**EXERCISE DESCRIPTION**. Of all the lines in the material below, how many include the string "Rondebosch"? Give the number only.

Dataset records
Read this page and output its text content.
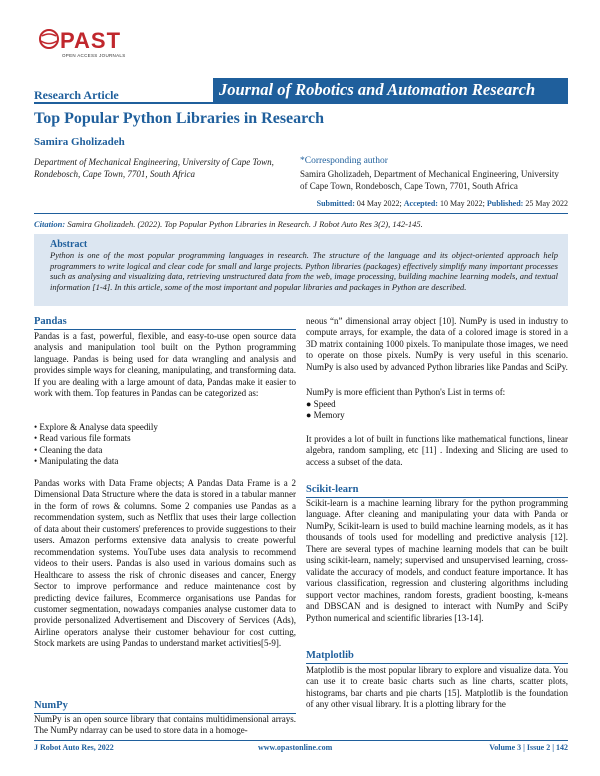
PAST
OPEN ACCESS JOURNALS
Journal of Robotics and Automation Research
Research Article
Top Popular Python Libraries in Research
Samira Gholizadeh
Department of Mechanical Engineering, University of Cape Town, Rondebosch, Cape Town, 7701, South Africa
*Corresponding author
Samira Gholizadeh, Department of Mechanical Engineering, University of Cape Town, Rondebosch, Cape Town, 7701, South Africa
Submitted: 04 May 2022; Accepted: 10 May 2022; Published: 25 May 2022
Citation: Samira Gholizadeh. (2022). Top Popular Python Libraries in Research. J Robot Auto Res 3(2), 142-145.
Abstract
Python is one of the most popular programming languages in research. The structure of the language and its object-oriented approach help programmers to write logical and clear code for small and large projects. Python libraries (packages) effectively simplify many important processes such as analysing and visualizing data, retrieving unstructured data from the web, image processing, building machine learning models, and textual information [1-4]. In this article, some of the most important and popular libraries and packages in Python are described.
Pandas
Pandas is a fast, powerful, flexible, and easy-to-use open source data analysis and manipulation tool built on the Python programming language. Pandas is being used for data wrangling and analysis and provides simple ways for cleaning, manipulating, and transforming data. If you are dealing with a large amount of data, Pandas make it easier to work with them. Top features in Pandas can be categorized as:
• Explore & Analyse data speedily
• Read various file formats
• Cleaning the data
• Manipulating the data
Pandas works with Data Frame objects; A Pandas Data Frame is a 2 Dimensional Data Structure where the data is stored in a tabular manner in the form of rows & columns. Some 2 companies use Pandas as a recommendation system, such as Netflix that uses their large collection of data about their customers' preferences to provide suggestions to their users. Amazon performs extensive data analysis to create powerful recommendation systems. YouTube uses data analysis to recommend videos to their users. Pandas is also used in various domains such as Healthcare to assess the risk of chronic diseases and cancer, Energy Sector to improve performance and reduce maintenance cost by predicting device failures, Ecommerce organisations use Pandas for customer segmentation, nowadays companies analyse customer data to provide personalized Advertisement and Discovery of Services (Ads), Airline operators analyse their customer behaviour for cost cutting, Stock markets are using Pandas to understand market activities[5-9].
NumPy
NumPy is an open source library that contains multidimensional arrays. The NumPy ndarray can be used to store data in a homoge-
neous “n” dimensional array object [10]. NumPy is used in industry to compute arrays, for example, the data of a colored image is stored in a 3D matrix containing 1000 pixels. To manipulate those images, we need to operate on those pixels. NumPy is very useful in this scenario. NumPy is also used by advanced Python libraries like Pandas and SciPy.
NumPy is more efficient than Python's List in terms of:
● Speed
● Memory
It provides a lot of built in functions like mathematical functions, linear algebra, random sampling, etc [11] . Indexing and Slicing are used to access a subset of the data.
Scikit-learn
Scikit-learn is a machine learning library for the python programming language. After cleaning and manipulating your data with Panda or NumPy, Scikit-learn is used to build machine learning models, as it has thousands of tools used for modelling and predictive analysis [12]. There are several types of machine learning models that can be built using scikit-learn, namely; supervised and unsupervised learning, cross-validate the accuracy of models, and conduct feature importance. It has various classification, regression and clustering algorithms including support vector machines, random forests, gradient boosting, k-means and DBSCAN and is designed to interact with NumPy and SciPy Python numerical and scientific libraries [13-14].
Matplotlib
Matplotlib is the most popular library to explore and visualize data. You can use it to create basic charts such as line charts, scatter plots, histograms, bar charts and pie charts [15]. Matplotlib is the foundation of any other visual library. It is a plotting library for the
J Robot Auto Res, 2022	www.opastonline.com	Volume 3 | Issue 2 | 142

**EXPECTED ANSWER**. 2